Task: Check each line of the records below and collect those holding "output".

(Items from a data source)
* * * * * * *

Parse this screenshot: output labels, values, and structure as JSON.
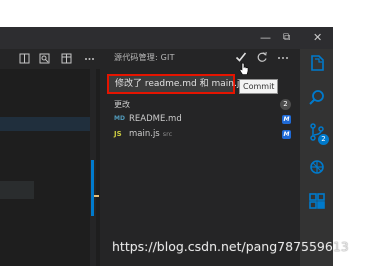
{
  "titlebar": {
    "minimize_glyph": "—",
    "restore_glyph": "⧉",
    "close_glyph": "✕"
  },
  "editor_toolbar": {
    "icons": [
      "split-editor-icon",
      "search-icon",
      "layout-icon",
      "more-icon"
    ]
  },
  "scm": {
    "title": "源代码管理: GIT",
    "commit_tooltip": "Commit",
    "message_value": "修改了 readme.md 和 main.js",
    "changes_header": "更改",
    "changes_count": "2",
    "files": [
      {
        "icon_label": "MD",
        "icon_color": "#519aba",
        "name": "README.md",
        "dir": "",
        "status": "M"
      },
      {
        "icon_label": "JS",
        "icon_color": "#cbcb41",
        "name": "main.js",
        "dir": "src",
        "status": "M"
      }
    ]
  },
  "activity_bar": {
    "items": [
      "explorer-icon",
      "search-icon",
      "source-control-icon",
      "debug-icon",
      "extensions-icon"
    ],
    "scm_badge": "2"
  },
  "colors": {
    "accent": "#007acc",
    "highlight_border": "#e51400",
    "modified_badge": "#1f6ad6"
  },
  "watermark": "https://blog.csdn.net/pang787559613"
}
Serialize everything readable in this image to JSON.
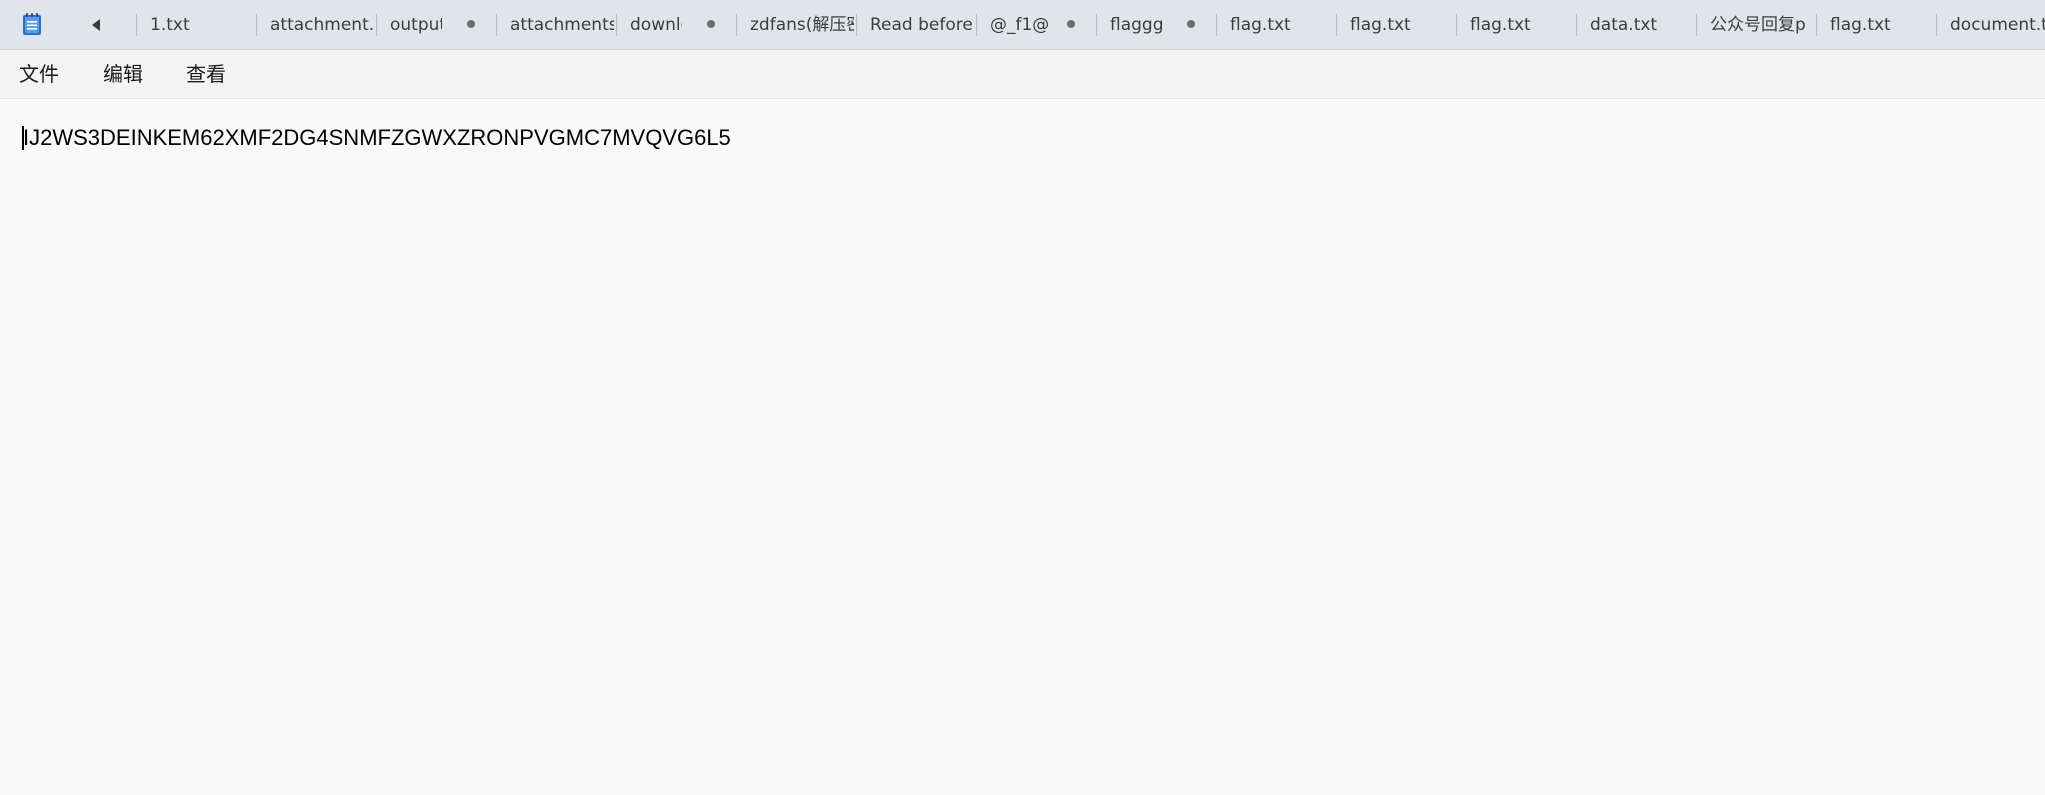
{
  "app": {
    "icon": "notepad-icon",
    "back_icon": "chevron-left-icon"
  },
  "tabs": [
    {
      "label": "1.txt",
      "modified": false
    },
    {
      "label": "attachment.txt",
      "modified": false
    },
    {
      "label": "output",
      "modified": true
    },
    {
      "label": "attachments",
      "modified": false
    },
    {
      "label": "download",
      "modified": true
    },
    {
      "label": "zdfans(解压密码)",
      "modified": false
    },
    {
      "label": "Read before",
      "modified": false
    },
    {
      "label": "@_f1@",
      "modified": true
    },
    {
      "label": "flaggg",
      "modified": true
    },
    {
      "label": "flag.txt",
      "modified": false
    },
    {
      "label": "flag.txt",
      "modified": false
    },
    {
      "label": "flag.txt",
      "modified": false
    },
    {
      "label": "data.txt",
      "modified": false
    },
    {
      "label": "公众号回复p",
      "modified": false
    },
    {
      "label": "flag.txt",
      "modified": false
    },
    {
      "label": "document.txt",
      "modified": false
    }
  ],
  "menu": {
    "file": "文件",
    "edit": "编辑",
    "view": "查看"
  },
  "editor": {
    "text": "IJ2WS3DEINKEM62XMF2DG4SNMFZGWXZRONPVGMC7MVQVG6L5"
  },
  "colors": {
    "tabbar_bg": "#e1e5ea",
    "menubar_bg": "#f3f3f3",
    "editor_bg": "#f9f9f9",
    "app_icon_blue": "#2b6fc7"
  }
}
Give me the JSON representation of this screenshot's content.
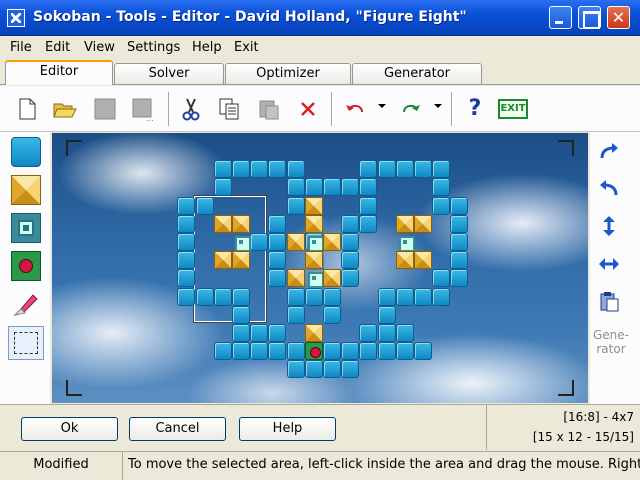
{
  "window": {
    "title": "Sokoban - Tools - Editor - David Holland, \"Figure Eight\""
  },
  "menu": [
    "File",
    "Edit",
    "View",
    "Settings",
    "Help",
    "Exit"
  ],
  "tabs": [
    "Editor",
    "Solver",
    "Optimizer",
    "Generator"
  ],
  "toolbar": {
    "icons": [
      "new-file-icon",
      "open-folder-icon",
      "save-icon",
      "save-as-icon",
      "cut-icon",
      "copy-icon",
      "paste-icon",
      "delete-icon",
      "undo-icon",
      "redo-icon",
      "help-icon",
      "exit-icon"
    ],
    "exit_label": "EXIT",
    "help_label": "?"
  },
  "palette": [
    "wall-tool",
    "box-tool",
    "goal-tool",
    "player-tool",
    "eraser-tool",
    "select-tool"
  ],
  "right_panel": {
    "generator_label": "Gene-rator"
  },
  "board": {
    "walls": [
      [
        9,
        1
      ],
      [
        10,
        1
      ],
      [
        11,
        1
      ],
      [
        12,
        1
      ],
      [
        13,
        1
      ],
      [
        17,
        1
      ],
      [
        18,
        1
      ],
      [
        19,
        1
      ],
      [
        20,
        1
      ],
      [
        21,
        1
      ],
      [
        9,
        2
      ],
      [
        13,
        2
      ],
      [
        14,
        2
      ],
      [
        15,
        2
      ],
      [
        16,
        2
      ],
      [
        17,
        2
      ],
      [
        21,
        2
      ],
      [
        7,
        3
      ],
      [
        8,
        3
      ],
      [
        13,
        3
      ],
      [
        17,
        3
      ],
      [
        21,
        3
      ],
      [
        22,
        3
      ],
      [
        7,
        4
      ],
      [
        12,
        4
      ],
      [
        16,
        4
      ],
      [
        17,
        4
      ],
      [
        22,
        4
      ],
      [
        7,
        5
      ],
      [
        11,
        5
      ],
      [
        12,
        5
      ],
      [
        14,
        5
      ],
      [
        16,
        5
      ],
      [
        22,
        5
      ],
      [
        7,
        6
      ],
      [
        12,
        6
      ],
      [
        16,
        6
      ],
      [
        22,
        6
      ],
      [
        7,
        7
      ],
      [
        12,
        7
      ],
      [
        16,
        7
      ],
      [
        21,
        7
      ],
      [
        22,
        7
      ],
      [
        7,
        8
      ],
      [
        8,
        8
      ],
      [
        9,
        8
      ],
      [
        10,
        8
      ],
      [
        13,
        8
      ],
      [
        14,
        8
      ],
      [
        15,
        8
      ],
      [
        18,
        8
      ],
      [
        19,
        8
      ],
      [
        20,
        8
      ],
      [
        21,
        8
      ],
      [
        10,
        9
      ],
      [
        13,
        9
      ],
      [
        15,
        9
      ],
      [
        18,
        9
      ],
      [
        10,
        10
      ],
      [
        11,
        10
      ],
      [
        12,
        10
      ],
      [
        14,
        10
      ],
      [
        17,
        10
      ],
      [
        18,
        10
      ],
      [
        10,
        11
      ],
      [
        11,
        11
      ],
      [
        12,
        11
      ],
      [
        13,
        11
      ],
      [
        15,
        11
      ],
      [
        16,
        11
      ],
      [
        17,
        11
      ],
      [
        18,
        11
      ],
      [
        19,
        11
      ],
      [
        20,
        11
      ],
      [
        13,
        12
      ],
      [
        14,
        12
      ],
      [
        15,
        12
      ],
      [
        16,
        12
      ],
      [
        20,
        11
      ],
      [
        19,
        10
      ],
      [
        10,
        11
      ],
      [
        9,
        11
      ]
    ],
    "boxes": [
      [
        9,
        4
      ],
      [
        10,
        4
      ],
      [
        9,
        6
      ],
      [
        10,
        6
      ],
      [
        14,
        4
      ],
      [
        13,
        5
      ],
      [
        15,
        5
      ],
      [
        14,
        6
      ],
      [
        13,
        7
      ],
      [
        15,
        7
      ],
      [
        19,
        4
      ],
      [
        20,
        4
      ],
      [
        19,
        6
      ],
      [
        20,
        6
      ],
      [
        14,
        3
      ],
      [
        14,
        10
      ]
    ],
    "goals": [
      [
        10,
        5
      ],
      [
        14,
        4
      ],
      [
        14,
        5
      ],
      [
        14,
        6
      ],
      [
        14,
        7
      ],
      [
        19,
        5
      ]
    ],
    "player": [
      14,
      11
    ]
  },
  "buttons": {
    "ok": "Ok",
    "cancel": "Cancel",
    "help": "Help"
  },
  "info": {
    "line1": "[16:8] - 4x7",
    "line2": "[15 x 12 - 15/15]"
  },
  "status": {
    "state": "Modified",
    "message": "To move the selected area, left-click inside the area and drag the mouse.  Right-cli"
  }
}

* * * * * * *

Full answer:
Parse this screenshot: output labels, values, and structure as JSON.
      "label": "output",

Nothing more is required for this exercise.